▸ EXERCISE MATERIAL:
— start —
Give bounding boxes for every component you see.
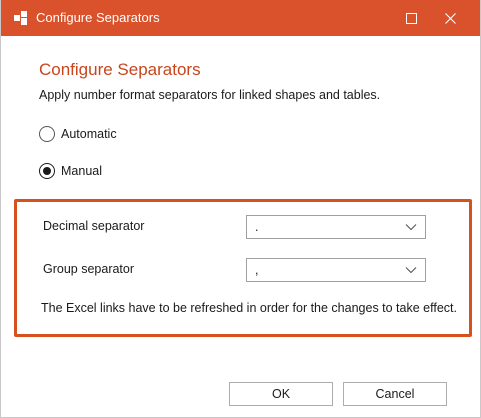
maximize-button[interactable] xyxy=(396,0,426,36)
chevron-down-icon xyxy=(405,224,417,231)
app-logo-icon xyxy=(14,11,27,25)
radio-manual-label[interactable]: Manual xyxy=(61,164,102,178)
decimal-separator-label: Decimal separator xyxy=(43,219,145,233)
group-separator-select[interactable]: , xyxy=(246,258,426,282)
decimal-separator-select[interactable]: . xyxy=(246,215,426,239)
group-separator-value: , xyxy=(255,263,259,277)
radio-automatic-circle[interactable] xyxy=(39,126,55,142)
title-bar[interactable]: Configure Separators xyxy=(1,0,480,36)
close-button[interactable] xyxy=(435,0,465,36)
radio-automatic-label[interactable]: Automatic xyxy=(61,127,117,141)
close-icon xyxy=(444,12,456,24)
radio-manual[interactable]: Manual xyxy=(39,161,102,181)
group-separator-label: Group separator xyxy=(43,262,135,276)
maximize-icon xyxy=(405,12,417,24)
radio-automatic[interactable]: Automatic xyxy=(39,124,117,144)
radio-manual-circle[interactable] xyxy=(39,163,55,179)
ok-button[interactable]: OK xyxy=(229,382,333,406)
decimal-separator-value: . xyxy=(255,220,259,234)
cancel-button[interactable]: Cancel xyxy=(343,382,447,406)
window-title: Configure Separators xyxy=(36,10,160,25)
dialog-heading: Configure Separators xyxy=(39,60,201,79)
dialog-description: Apply number format separators for linke… xyxy=(39,88,381,102)
chevron-down-icon xyxy=(405,267,417,274)
configure-separators-dialog: Configure Separators Configure Separator… xyxy=(0,0,481,418)
refresh-note: The Excel links have to be refreshed in … xyxy=(41,301,457,315)
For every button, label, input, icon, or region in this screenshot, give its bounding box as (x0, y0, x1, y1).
— end —
▸ EXERCISE TASK: Can you repeat every one of the lines above word for word, leaving out the picture?

▸ IN RESPONSE:
Give bounding boxes for every component you see.
maximize-button[interactable] xyxy=(396,0,426,36)
chevron-down-icon xyxy=(405,224,417,231)
app-logo-icon xyxy=(14,11,27,25)
radio-manual-label[interactable]: Manual xyxy=(61,164,102,178)
decimal-separator-label: Decimal separator xyxy=(43,219,145,233)
group-separator-select[interactable]: , xyxy=(246,258,426,282)
decimal-separator-select[interactable]: . xyxy=(246,215,426,239)
group-separator-value: , xyxy=(255,263,259,277)
radio-automatic-circle[interactable] xyxy=(39,126,55,142)
title-bar[interactable]: Configure Separators xyxy=(1,0,480,36)
close-button[interactable] xyxy=(435,0,465,36)
radio-automatic-label[interactable]: Automatic xyxy=(61,127,117,141)
close-icon xyxy=(444,12,456,24)
radio-manual[interactable]: Manual xyxy=(39,161,102,181)
group-separator-label: Group separator xyxy=(43,262,135,276)
maximize-icon xyxy=(405,12,417,24)
radio-automatic[interactable]: Automatic xyxy=(39,124,117,144)
radio-manual-circle[interactable] xyxy=(39,163,55,179)
ok-button[interactable]: OK xyxy=(229,382,333,406)
decimal-separator-value: . xyxy=(255,220,259,234)
cancel-button[interactable]: Cancel xyxy=(343,382,447,406)
window-title: Configure Separators xyxy=(36,10,160,25)
dialog-heading: Configure Separators xyxy=(39,60,201,79)
dialog-description: Apply number format separators for linke… xyxy=(39,88,381,102)
chevron-down-icon xyxy=(405,267,417,274)
configure-separators-dialog: Configure Separators Configure Separator… xyxy=(0,0,481,418)
refresh-note: The Excel links have to be refreshed in … xyxy=(41,301,457,315)
For every button, label, input, icon, or region in this screenshot, give its bounding box as (x0, y0, x1, y1).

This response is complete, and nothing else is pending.